⟨

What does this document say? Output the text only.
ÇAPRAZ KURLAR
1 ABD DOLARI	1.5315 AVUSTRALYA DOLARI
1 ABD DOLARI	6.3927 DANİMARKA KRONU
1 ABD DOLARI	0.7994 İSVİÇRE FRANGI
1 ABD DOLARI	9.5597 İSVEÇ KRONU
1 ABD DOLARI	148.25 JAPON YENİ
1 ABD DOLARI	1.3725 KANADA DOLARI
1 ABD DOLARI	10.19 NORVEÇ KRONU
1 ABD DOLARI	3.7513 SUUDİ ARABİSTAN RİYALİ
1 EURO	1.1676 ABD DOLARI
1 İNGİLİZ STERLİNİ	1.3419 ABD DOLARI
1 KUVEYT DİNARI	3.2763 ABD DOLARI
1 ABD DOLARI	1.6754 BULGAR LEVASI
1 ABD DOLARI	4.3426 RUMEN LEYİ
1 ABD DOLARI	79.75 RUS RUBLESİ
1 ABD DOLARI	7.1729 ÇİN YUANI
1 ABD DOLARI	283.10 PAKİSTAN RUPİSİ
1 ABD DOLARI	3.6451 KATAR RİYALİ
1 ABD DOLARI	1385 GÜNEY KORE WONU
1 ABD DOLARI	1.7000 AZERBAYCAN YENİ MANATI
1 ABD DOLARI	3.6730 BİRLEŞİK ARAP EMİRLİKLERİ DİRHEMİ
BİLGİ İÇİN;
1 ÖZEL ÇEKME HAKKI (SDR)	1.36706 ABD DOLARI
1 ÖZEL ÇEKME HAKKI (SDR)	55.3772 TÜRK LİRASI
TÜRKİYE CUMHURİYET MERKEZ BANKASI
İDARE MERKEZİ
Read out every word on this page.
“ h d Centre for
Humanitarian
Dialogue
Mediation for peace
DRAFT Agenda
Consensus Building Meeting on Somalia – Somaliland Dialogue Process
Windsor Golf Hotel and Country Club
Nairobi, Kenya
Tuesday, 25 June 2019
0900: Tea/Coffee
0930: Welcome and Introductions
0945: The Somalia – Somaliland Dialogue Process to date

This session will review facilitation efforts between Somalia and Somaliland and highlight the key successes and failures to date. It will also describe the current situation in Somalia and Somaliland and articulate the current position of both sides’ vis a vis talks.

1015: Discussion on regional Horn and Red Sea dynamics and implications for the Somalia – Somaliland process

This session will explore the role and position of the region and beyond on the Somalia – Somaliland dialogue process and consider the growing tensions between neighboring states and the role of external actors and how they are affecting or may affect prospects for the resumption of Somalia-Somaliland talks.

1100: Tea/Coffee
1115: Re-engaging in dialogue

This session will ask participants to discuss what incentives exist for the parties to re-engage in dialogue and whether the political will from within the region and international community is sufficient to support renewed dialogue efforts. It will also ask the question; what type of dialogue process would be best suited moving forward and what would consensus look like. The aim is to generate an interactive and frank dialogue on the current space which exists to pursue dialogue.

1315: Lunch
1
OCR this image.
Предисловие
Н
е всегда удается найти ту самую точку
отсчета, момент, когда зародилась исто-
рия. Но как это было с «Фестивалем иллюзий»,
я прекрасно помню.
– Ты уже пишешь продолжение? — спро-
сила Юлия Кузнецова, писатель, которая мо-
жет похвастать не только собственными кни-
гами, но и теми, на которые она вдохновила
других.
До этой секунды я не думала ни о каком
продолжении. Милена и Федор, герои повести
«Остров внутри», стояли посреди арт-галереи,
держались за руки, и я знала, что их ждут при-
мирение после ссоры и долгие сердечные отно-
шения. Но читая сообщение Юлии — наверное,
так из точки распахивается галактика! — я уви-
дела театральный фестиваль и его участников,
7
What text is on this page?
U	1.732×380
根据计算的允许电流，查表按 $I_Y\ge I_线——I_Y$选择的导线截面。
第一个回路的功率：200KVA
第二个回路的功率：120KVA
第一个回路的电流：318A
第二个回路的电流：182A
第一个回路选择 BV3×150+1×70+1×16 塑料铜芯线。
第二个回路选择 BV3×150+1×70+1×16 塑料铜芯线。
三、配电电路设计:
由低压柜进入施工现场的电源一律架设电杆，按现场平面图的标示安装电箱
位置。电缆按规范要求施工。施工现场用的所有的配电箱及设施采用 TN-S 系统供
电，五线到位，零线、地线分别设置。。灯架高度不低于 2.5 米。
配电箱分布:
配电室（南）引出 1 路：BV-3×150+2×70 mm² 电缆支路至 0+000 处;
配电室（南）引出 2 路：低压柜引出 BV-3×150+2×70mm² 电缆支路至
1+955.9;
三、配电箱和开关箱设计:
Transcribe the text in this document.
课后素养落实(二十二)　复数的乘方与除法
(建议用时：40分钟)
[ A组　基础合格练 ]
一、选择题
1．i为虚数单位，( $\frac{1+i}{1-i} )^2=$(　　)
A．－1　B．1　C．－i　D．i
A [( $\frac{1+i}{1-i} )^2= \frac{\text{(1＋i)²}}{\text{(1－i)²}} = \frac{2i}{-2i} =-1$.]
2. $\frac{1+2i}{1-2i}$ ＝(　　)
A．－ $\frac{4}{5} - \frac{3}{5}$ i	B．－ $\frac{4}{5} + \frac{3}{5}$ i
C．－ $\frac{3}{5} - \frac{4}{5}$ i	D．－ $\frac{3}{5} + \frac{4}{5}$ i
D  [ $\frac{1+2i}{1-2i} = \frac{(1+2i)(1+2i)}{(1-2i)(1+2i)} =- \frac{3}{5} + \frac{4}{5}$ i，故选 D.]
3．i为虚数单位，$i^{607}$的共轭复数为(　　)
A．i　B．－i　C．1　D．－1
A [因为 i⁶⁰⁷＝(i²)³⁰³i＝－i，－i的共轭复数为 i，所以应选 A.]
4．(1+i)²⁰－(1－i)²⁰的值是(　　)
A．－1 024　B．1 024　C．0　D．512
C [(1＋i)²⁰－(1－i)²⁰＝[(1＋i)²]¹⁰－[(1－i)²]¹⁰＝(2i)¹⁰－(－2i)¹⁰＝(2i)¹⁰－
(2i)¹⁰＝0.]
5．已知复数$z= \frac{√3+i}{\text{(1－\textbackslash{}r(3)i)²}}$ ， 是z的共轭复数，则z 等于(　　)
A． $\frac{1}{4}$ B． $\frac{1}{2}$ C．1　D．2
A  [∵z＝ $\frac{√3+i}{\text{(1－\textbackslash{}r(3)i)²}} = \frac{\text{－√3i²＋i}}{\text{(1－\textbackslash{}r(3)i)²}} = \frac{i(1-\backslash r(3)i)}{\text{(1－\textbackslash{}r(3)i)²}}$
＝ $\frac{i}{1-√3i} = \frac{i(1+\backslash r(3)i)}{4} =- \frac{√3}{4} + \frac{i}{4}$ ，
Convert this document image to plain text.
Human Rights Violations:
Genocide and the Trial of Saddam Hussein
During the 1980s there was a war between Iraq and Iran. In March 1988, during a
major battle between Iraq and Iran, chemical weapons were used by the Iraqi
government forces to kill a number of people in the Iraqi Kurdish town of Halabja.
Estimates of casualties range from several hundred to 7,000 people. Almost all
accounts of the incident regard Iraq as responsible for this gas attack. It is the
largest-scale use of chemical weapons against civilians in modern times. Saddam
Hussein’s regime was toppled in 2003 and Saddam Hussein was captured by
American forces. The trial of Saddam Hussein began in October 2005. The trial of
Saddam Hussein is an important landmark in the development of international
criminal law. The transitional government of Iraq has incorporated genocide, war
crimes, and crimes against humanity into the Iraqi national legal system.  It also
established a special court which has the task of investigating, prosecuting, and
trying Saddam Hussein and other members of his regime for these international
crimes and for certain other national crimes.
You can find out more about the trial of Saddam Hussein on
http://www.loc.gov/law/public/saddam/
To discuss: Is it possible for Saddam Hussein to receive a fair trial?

⟩

■ **WORK TO BE COMPLETED**
Reproduce the data shown above exactly.

■ **REPLY TO THE EXERCISE**
What does this document say? Output the text only.
ÇAPRAZ KURLAR
1 ABD DOLARI	1.5315 AVUSTRALYA DOLARI
1 ABD DOLARI	6.3927 DANİMARKA KRONU
1 ABD DOLARI	0.7994 İSVİÇRE FRANGI
1 ABD DOLARI	9.5597 İSVEÇ KRONU
1 ABD DOLARI	148.25 JAPON YENİ
1 ABD DOLARI	1.3725 KANADA DOLARI
1 ABD DOLARI	10.19 NORVEÇ KRONU
1 ABD DOLARI	3.7513 SUUDİ ARABİSTAN RİYALİ
1 EURO	1.1676 ABD DOLARI
1 İNGİLİZ STERLİNİ	1.3419 ABD DOLARI
1 KUVEYT DİNARI	3.2763 ABD DOLARI
1 ABD DOLARI	1.6754 BULGAR LEVASI
1 ABD DOLARI	4.3426 RUMEN LEYİ
1 ABD DOLARI	79.75 RUS RUBLESİ
1 ABD DOLARI	7.1729 ÇİN YUANI
1 ABD DOLARI	283.10 PAKİSTAN RUPİSİ
1 ABD DOLARI	3.6451 KATAR RİYALİ
1 ABD DOLARI	1385 GÜNEY KORE WONU
1 ABD DOLARI	1.7000 AZERBAYCAN YENİ MANATI
1 ABD DOLARI	3.6730 BİRLEŞİK ARAP EMİRLİKLERİ DİRHEMİ
BİLGİ İÇİN;
1 ÖZEL ÇEKME HAKKI (SDR)	1.36706 ABD DOLARI
1 ÖZEL ÇEKME HAKKI (SDR)	55.3772 TÜRK LİRASI
TÜRKİYE CUMHURİYET MERKEZ BANKASI
İDARE MERKEZİ
Read out every word on this page.
“ h d Centre for
Humanitarian
Dialogue
Mediation for peace
DRAFT Agenda
Consensus Building Meeting on Somalia – Somaliland Dialogue Process
Windsor Golf Hotel and Country Club
Nairobi, Kenya
Tuesday, 25 June 2019
0900: Tea/Coffee
0930: Welcome and Introductions
0945: The Somalia – Somaliland Dialogue Process to date

This session will review facilitation efforts between Somalia and Somaliland and highlight the key successes and failures to date. It will also describe the current situation in Somalia and Somaliland and articulate the current position of both sides’ vis a vis talks.

1015: Discussion on regional Horn and Red Sea dynamics and implications for the Somalia – Somaliland process

This session will explore the role and position of the region and beyond on the Somalia – Somaliland dialogue process and consider the growing tensions between neighboring states and the role of external actors and how they are affecting or may affect prospects for the resumption of Somalia-Somaliland talks.

1100: Tea/Coffee
1115: Re-engaging in dialogue

This session will ask participants to discuss what incentives exist for the parties to re-engage in dialogue and whether the political will from within the region and international community is sufficient to support renewed dialogue efforts. It will also ask the question; what type of dialogue process would be best suited moving forward and what would consensus look like. The aim is to generate an interactive and frank dialogue on the current space which exists to pursue dialogue.

1315: Lunch
1
OCR this image.
Предисловие
Н
е всегда удается найти ту самую точку
отсчета, момент, когда зародилась исто-
рия. Но как это было с «Фестивалем иллюзий»,
я прекрасно помню.
– Ты уже пишешь продолжение? — спро-
сила Юлия Кузнецова, писатель, которая мо-
жет похвастать не только собственными кни-
гами, но и теми, на которые она вдохновила
других.
До этой секунды я не думала ни о каком
продолжении. Милена и Федор, герои повести
«Остров внутри», стояли посреди арт-галереи,
держались за руки, и я знала, что их ждут при-
мирение после ссоры и долгие сердечные отно-
шения. Но читая сообщение Юлии — наверное,
так из точки распахивается галактика! — я уви-
дела театральный фестиваль и его участников,
7
What text is on this page?
U	1.732×380
根据计算的允许电流，查表按 $I_Y\ge I_线——I_Y$选择的导线截面。
第一个回路的功率：200KVA
第二个回路的功率：120KVA
第一个回路的电流：318A
第二个回路的电流：182A
第一个回路选择 BV3×150+1×70+1×16 塑料铜芯线。
第二个回路选择 BV3×150+1×70+1×16 塑料铜芯线。
三、配电电路设计:
由低压柜进入施工现场的电源一律架设电杆，按现场平面图的标示安装电箱
位置。电缆按规范要求施工。施工现场用的所有的配电箱及设施采用 TN-S 系统供
电，五线到位，零线、地线分别设置。。灯架高度不低于 2.5 米。
配电箱分布:
配电室（南）引出 1 路：BV-3×150+2×70 mm² 电缆支路至 0+000 处;
配电室（南）引出 2 路：低压柜引出 BV-3×150+2×70mm² 电缆支路至
1+955.9;
三、配电箱和开关箱设计:
Transcribe the text in this document.
课后素养落实(二十二)　复数的乘方与除法
(建议用时：40分钟)
[ A组　基础合格练 ]
一、选择题
1．i为虚数单位，( $\frac{1+i}{1-i} )^2=$(　　)
A．－1　B．1　C．－i　D．i
A [( $\frac{1+i}{1-i} )^2= \frac{\text{(1＋i)²}}{\text{(1－i)²}} = \frac{2i}{-2i} =-1$.]
2. $\frac{1+2i}{1-2i}$ ＝(　　)
A．－ $\frac{4}{5} - \frac{3}{5}$ i	B．－ $\frac{4}{5} + \frac{3}{5}$ i
C．－ $\frac{3}{5} - \frac{4}{5}$ i	D．－ $\frac{3}{5} + \frac{4}{5}$ i
D  [ $\frac{1+2i}{1-2i} = \frac{(1+2i)(1+2i)}{(1-2i)(1+2i)} =- \frac{3}{5} + \frac{4}{5}$ i，故选 D.]
3．i为虚数单位，$i^{607}$的共轭复数为(　　)
A．i　B．－i　C．1　D．－1
A [因为 i⁶⁰⁷＝(i²)³⁰³i＝－i，－i的共轭复数为 i，所以应选 A.]
4．(1+i)²⁰－(1－i)²⁰的值是(　　)
A．－1 024　B．1 024　C．0　D．512
C [(1＋i)²⁰－(1－i)²⁰＝[(1＋i)²]¹⁰－[(1－i)²]¹⁰＝(2i)¹⁰－(－2i)¹⁰＝(2i)¹⁰－
(2i)¹⁰＝0.]
5．已知复数$z= \frac{√3+i}{\text{(1－\textbackslash{}r(3)i)²}}$ ， 是z的共轭复数，则z 等于(　　)
A． $\frac{1}{4}$ B． $\frac{1}{2}$ C．1　D．2
A  [∵z＝ $\frac{√3+i}{\text{(1－\textbackslash{}r(3)i)²}} = \frac{\text{－√3i²＋i}}{\text{(1－\textbackslash{}r(3)i)²}} = \frac{i(1-\backslash r(3)i)}{\text{(1－\textbackslash{}r(3)i)²}}$
＝ $\frac{i}{1-√3i} = \frac{i(1+\backslash r(3)i)}{4} =- \frac{√3}{4} + \frac{i}{4}$ ，
Convert this document image to plain text.
Human Rights Violations:
Genocide and the Trial of Saddam Hussein
During the 1980s there was a war between Iraq and Iran. In March 1988, during a
major battle between Iraq and Iran, chemical weapons were used by the Iraqi
government forces to kill a number of people in the Iraqi Kurdish town of Halabja.
Estimates of casualties range from several hundred to 7,000 people. Almost all
accounts of the incident regard Iraq as responsible for this gas attack. It is the
largest-scale use of chemical weapons against civilians in modern times. Saddam
Hussein’s regime was toppled in 2003 and Saddam Hussein was captured by
American forces. The trial of Saddam Hussein began in October 2005. The trial of
Saddam Hussein is an important landmark in the development of international
criminal law. The transitional government of Iraq has incorporated genocide, war
crimes, and crimes against humanity into the Iraqi national legal system.  It also
established a special court which has the task of investigating, prosecuting, and
trying Saddam Hussein and other members of his regime for these international
crimes and for certain other national crimes.
You can find out more about the trial of Saddam Hussein on
http://www.loc.gov/law/public/saddam/
To discuss: Is it possible for Saddam Hussein to receive a fair trial?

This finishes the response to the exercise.